### TO BE DONE
Records follow. Pull out every line that contains "this".

### RECORDS PROVIDED
-------------------------

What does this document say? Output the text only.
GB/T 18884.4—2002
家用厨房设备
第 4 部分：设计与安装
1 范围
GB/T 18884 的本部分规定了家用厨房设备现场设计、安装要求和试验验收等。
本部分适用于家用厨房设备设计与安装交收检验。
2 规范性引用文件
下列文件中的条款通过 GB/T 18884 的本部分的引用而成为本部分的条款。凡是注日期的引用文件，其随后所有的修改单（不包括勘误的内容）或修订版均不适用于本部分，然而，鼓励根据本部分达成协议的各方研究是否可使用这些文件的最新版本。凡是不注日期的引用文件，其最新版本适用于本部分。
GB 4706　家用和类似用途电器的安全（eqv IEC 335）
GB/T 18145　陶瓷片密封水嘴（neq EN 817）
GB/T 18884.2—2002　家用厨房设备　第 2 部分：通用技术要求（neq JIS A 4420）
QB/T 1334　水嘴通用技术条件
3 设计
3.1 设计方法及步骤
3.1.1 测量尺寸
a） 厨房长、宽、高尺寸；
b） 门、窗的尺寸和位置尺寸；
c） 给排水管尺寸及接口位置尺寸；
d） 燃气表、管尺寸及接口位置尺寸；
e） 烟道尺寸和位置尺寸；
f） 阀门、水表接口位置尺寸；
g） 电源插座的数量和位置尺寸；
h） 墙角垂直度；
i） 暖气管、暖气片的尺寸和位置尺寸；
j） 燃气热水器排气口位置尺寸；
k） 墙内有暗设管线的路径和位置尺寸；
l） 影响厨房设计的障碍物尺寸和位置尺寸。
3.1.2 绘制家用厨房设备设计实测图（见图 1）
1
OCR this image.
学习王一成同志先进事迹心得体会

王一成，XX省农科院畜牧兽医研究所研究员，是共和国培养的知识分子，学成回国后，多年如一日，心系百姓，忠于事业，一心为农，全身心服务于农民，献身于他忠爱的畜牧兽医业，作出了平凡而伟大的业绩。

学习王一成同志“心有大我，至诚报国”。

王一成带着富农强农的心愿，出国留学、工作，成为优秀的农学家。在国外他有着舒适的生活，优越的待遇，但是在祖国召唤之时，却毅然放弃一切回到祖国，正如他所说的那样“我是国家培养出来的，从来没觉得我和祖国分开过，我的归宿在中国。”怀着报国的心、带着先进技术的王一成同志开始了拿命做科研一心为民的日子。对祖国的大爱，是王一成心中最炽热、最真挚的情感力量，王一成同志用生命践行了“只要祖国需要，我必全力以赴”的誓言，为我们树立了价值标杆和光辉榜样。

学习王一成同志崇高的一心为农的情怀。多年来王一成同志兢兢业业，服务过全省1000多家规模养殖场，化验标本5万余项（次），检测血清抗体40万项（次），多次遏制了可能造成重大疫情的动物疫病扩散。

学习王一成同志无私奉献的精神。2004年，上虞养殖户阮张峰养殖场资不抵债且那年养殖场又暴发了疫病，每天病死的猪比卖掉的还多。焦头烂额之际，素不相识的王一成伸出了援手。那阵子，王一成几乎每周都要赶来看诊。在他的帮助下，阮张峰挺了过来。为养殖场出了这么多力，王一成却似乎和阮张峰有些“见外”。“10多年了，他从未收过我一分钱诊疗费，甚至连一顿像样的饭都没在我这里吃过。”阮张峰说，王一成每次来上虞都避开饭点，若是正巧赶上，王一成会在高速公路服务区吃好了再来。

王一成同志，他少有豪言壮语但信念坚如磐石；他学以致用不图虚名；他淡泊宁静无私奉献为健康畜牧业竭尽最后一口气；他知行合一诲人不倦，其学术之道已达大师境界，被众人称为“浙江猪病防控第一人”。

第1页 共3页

-------------------------

### COMPLETE OUTPUT
What does this document say? Output the text only.
OCR this image.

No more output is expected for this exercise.